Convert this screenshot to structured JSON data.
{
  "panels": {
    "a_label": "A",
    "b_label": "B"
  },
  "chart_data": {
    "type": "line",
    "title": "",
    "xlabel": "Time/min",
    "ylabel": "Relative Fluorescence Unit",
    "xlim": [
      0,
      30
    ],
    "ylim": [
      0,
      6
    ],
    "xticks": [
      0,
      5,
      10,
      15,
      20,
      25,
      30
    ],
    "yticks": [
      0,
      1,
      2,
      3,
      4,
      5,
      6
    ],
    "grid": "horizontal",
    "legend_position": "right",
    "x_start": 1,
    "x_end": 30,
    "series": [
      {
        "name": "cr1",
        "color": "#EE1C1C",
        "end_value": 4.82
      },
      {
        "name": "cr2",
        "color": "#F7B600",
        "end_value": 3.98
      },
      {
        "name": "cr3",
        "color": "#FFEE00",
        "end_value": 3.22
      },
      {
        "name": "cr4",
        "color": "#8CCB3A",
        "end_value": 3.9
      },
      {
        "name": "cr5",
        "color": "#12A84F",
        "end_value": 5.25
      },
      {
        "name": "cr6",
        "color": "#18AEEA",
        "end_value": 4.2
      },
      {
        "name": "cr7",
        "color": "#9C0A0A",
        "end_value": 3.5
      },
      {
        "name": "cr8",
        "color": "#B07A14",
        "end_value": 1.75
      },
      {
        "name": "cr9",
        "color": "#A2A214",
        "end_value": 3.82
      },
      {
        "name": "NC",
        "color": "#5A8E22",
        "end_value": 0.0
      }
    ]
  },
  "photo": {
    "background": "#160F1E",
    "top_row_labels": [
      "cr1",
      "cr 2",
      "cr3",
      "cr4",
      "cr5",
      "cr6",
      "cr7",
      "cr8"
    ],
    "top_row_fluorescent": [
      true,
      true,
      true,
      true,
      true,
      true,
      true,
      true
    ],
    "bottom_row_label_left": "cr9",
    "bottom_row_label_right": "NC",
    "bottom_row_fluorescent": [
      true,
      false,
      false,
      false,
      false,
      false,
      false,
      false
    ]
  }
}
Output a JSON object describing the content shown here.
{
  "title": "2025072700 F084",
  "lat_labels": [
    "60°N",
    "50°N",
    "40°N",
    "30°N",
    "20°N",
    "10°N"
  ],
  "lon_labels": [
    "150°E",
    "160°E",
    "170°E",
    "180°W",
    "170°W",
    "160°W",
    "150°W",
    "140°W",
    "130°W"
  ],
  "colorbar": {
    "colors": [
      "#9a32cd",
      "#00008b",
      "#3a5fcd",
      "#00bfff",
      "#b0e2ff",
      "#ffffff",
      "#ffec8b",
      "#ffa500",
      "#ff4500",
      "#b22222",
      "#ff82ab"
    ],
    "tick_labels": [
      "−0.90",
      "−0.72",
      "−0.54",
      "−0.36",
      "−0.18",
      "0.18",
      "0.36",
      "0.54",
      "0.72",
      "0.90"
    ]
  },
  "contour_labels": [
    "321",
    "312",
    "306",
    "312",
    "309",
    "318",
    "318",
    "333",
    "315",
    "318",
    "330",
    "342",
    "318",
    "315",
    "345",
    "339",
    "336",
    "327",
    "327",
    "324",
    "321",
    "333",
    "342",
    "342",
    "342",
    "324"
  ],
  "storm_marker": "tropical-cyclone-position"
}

+--

| GIVEN INSTRUCTION |
All lines from the one that contains "Output a JSON" through the end of the material are to be quoted exactly, with both ends included.

| SOLUTION |
Output a JSON object describing the content shown here.
{
  "title": "2025072700 F084",
  "lat_labels": [
    "60°N",
    "50°N",
    "40°N",
    "30°N",
    "20°N",
    "10°N"
  ],
  "lon_labels": [
    "150°E",
    "160°E",
    "170°E",
    "180°W",
    "170°W",
    "160°W",
    "150°W",
    "140°W",
    "130°W"
  ],
  "colorbar": {
    "colors": [
      "#9a32cd",
      "#00008b",
      "#3a5fcd",
      "#00bfff",
      "#b0e2ff",
      "#ffffff",
      "#ffec8b",
      "#ffa500",
      "#ff4500",
      "#b22222",
      "#ff82ab"
    ],
    "tick_labels": [
      "−0.90",
      "−0.72",
      "−0.54",
      "−0.36",
      "−0.18",
      "0.18",
      "0.36",
      "0.54",
      "0.72",
      "0.90"
    ]
  },
  "contour_labels": [
    "321",
    "312",
    "306",
    "312",
    "309",
    "318",
    "318",
    "333",
    "315",
    "318",
    "330",
    "342",
    "318",
    "315",
    "345",
    "339",
    "336",
    "327",
    "327",
    "324",
    "321",
    "333",
    "342",
    "342",
    "342",
    "324"
  ],
  "storm_marker": "tropical-cyclone-position"
}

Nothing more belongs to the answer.